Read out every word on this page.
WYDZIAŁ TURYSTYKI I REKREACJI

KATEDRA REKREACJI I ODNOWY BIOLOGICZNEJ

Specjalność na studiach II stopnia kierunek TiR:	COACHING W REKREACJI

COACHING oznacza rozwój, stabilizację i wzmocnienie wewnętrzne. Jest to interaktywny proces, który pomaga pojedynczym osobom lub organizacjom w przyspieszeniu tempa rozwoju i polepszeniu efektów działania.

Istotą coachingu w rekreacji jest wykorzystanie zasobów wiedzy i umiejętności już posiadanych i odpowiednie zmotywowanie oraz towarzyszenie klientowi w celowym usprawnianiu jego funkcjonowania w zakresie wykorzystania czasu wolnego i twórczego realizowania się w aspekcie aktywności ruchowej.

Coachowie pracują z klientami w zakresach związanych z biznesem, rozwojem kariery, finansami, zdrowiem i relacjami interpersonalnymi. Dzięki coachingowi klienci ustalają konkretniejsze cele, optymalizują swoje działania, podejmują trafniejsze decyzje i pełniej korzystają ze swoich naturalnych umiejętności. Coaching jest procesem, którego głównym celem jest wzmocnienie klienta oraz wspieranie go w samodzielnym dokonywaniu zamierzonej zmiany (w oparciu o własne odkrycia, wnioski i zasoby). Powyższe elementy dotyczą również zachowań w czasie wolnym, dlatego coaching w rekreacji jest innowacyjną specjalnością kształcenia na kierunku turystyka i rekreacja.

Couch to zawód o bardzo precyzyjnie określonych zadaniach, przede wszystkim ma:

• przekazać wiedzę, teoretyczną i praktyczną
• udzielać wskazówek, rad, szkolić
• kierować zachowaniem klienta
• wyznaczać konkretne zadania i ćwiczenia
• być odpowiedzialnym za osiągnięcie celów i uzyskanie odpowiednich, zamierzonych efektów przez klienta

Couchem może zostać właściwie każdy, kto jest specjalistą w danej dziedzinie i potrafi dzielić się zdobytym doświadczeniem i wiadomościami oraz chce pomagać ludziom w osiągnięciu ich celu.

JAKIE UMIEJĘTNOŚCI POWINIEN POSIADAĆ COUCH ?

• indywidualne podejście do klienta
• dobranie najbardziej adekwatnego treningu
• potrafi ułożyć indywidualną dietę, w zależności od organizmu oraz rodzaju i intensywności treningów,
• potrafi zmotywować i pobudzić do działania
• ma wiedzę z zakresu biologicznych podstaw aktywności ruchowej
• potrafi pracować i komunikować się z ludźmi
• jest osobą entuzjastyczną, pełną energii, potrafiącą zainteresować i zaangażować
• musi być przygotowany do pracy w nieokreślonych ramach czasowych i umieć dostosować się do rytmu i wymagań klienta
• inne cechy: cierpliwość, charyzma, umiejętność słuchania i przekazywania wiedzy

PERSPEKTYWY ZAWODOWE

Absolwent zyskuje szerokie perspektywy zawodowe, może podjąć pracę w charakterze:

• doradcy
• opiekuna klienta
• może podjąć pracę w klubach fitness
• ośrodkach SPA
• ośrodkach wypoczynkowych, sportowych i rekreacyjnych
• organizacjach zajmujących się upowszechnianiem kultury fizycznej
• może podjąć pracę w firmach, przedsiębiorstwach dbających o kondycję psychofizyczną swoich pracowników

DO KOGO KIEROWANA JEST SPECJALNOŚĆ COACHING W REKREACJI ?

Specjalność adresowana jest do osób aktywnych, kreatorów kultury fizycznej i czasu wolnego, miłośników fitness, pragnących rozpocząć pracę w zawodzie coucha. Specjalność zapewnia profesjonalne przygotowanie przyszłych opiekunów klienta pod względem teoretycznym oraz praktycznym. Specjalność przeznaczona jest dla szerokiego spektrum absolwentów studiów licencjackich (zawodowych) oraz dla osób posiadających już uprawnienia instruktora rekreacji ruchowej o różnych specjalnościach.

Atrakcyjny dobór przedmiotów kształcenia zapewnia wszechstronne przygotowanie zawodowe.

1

+--

**Your goal:** Give an exact repetition of all the material.

**Output of the exercise:**
Read out every word on this page.
WYDZIAŁ TURYSTYKI I REKREACJI

KATEDRA REKREACJI I ODNOWY BIOLOGICZNEJ

Specjalność na studiach II stopnia kierunek TiR:	COACHING W REKREACJI

COACHING oznacza rozwój, stabilizację i wzmocnienie wewnętrzne. Jest to interaktywny proces, który pomaga pojedynczym osobom lub organizacjom w przyspieszeniu tempa rozwoju i polepszeniu efektów działania.

Istotą coachingu w rekreacji jest wykorzystanie zasobów wiedzy i umiejętności już posiadanych i odpowiednie zmotywowanie oraz towarzyszenie klientowi w celowym usprawnianiu jego funkcjonowania w zakresie wykorzystania czasu wolnego i twórczego realizowania się w aspekcie aktywności ruchowej.

Coachowie pracują z klientami w zakresach związanych z biznesem, rozwojem kariery, finansami, zdrowiem i relacjami interpersonalnymi. Dzięki coachingowi klienci ustalają konkretniejsze cele, optymalizują swoje działania, podejmują trafniejsze decyzje i pełniej korzystają ze swoich naturalnych umiejętności. Coaching jest procesem, którego głównym celem jest wzmocnienie klienta oraz wspieranie go w samodzielnym dokonywaniu zamierzonej zmiany (w oparciu o własne odkrycia, wnioski i zasoby). Powyższe elementy dotyczą również zachowań w czasie wolnym, dlatego coaching w rekreacji jest innowacyjną specjalnością kształcenia na kierunku turystyka i rekreacja.

Couch to zawód o bardzo precyzyjnie określonych zadaniach, przede wszystkim ma:

• przekazać wiedzę, teoretyczną i praktyczną
• udzielać wskazówek, rad, szkolić
• kierować zachowaniem klienta
• wyznaczać konkretne zadania i ćwiczenia
• być odpowiedzialnym za osiągnięcie celów i uzyskanie odpowiednich, zamierzonych efektów przez klienta

Couchem może zostać właściwie każdy, kto jest specjalistą w danej dziedzinie i potrafi dzielić się zdobytym doświadczeniem i wiadomościami oraz chce pomagać ludziom w osiągnięciu ich celu.

JAKIE UMIEJĘTNOŚCI POWINIEN POSIADAĆ COUCH ?

• indywidualne podejście do klienta
• dobranie najbardziej adekwatnego treningu
• potrafi ułożyć indywidualną dietę, w zależności od organizmu oraz rodzaju i intensywności treningów,
• potrafi zmotywować i pobudzić do działania
• ma wiedzę z zakresu biologicznych podstaw aktywności ruchowej
• potrafi pracować i komunikować się z ludźmi
• jest osobą entuzjastyczną, pełną energii, potrafiącą zainteresować i zaangażować
• musi być przygotowany do pracy w nieokreślonych ramach czasowych i umieć dostosować się do rytmu i wymagań klienta
• inne cechy: cierpliwość, charyzma, umiejętność słuchania i przekazywania wiedzy

PERSPEKTYWY ZAWODOWE

Absolwent zyskuje szerokie perspektywy zawodowe, może podjąć pracę w charakterze:

• doradcy
• opiekuna klienta
• może podjąć pracę w klubach fitness
• ośrodkach SPA
• ośrodkach wypoczynkowych, sportowych i rekreacyjnych
• organizacjach zajmujących się upowszechnianiem kultury fizycznej
• może podjąć pracę w firmach, przedsiębiorstwach dbających o kondycję psychofizyczną swoich pracowników

DO KOGO KIEROWANA JEST SPECJALNOŚĆ COACHING W REKREACJI ?

Specjalność adresowana jest do osób aktywnych, kreatorów kultury fizycznej i czasu wolnego, miłośników fitness, pragnących rozpocząć pracę w zawodzie coucha. Specjalność zapewnia profesjonalne przygotowanie przyszłych opiekunów klienta pod względem teoretycznym oraz praktycznym. Specjalność przeznaczona jest dla szerokiego spektrum absolwentów studiów licencjackich (zawodowych) oraz dla osób posiadających już uprawnienia instruktora rekreacji ruchowej o różnych specjalnościach.

Atrakcyjny dobór przedmiotów kształcenia zapewnia wszechstronne przygotowanie zawodowe.

1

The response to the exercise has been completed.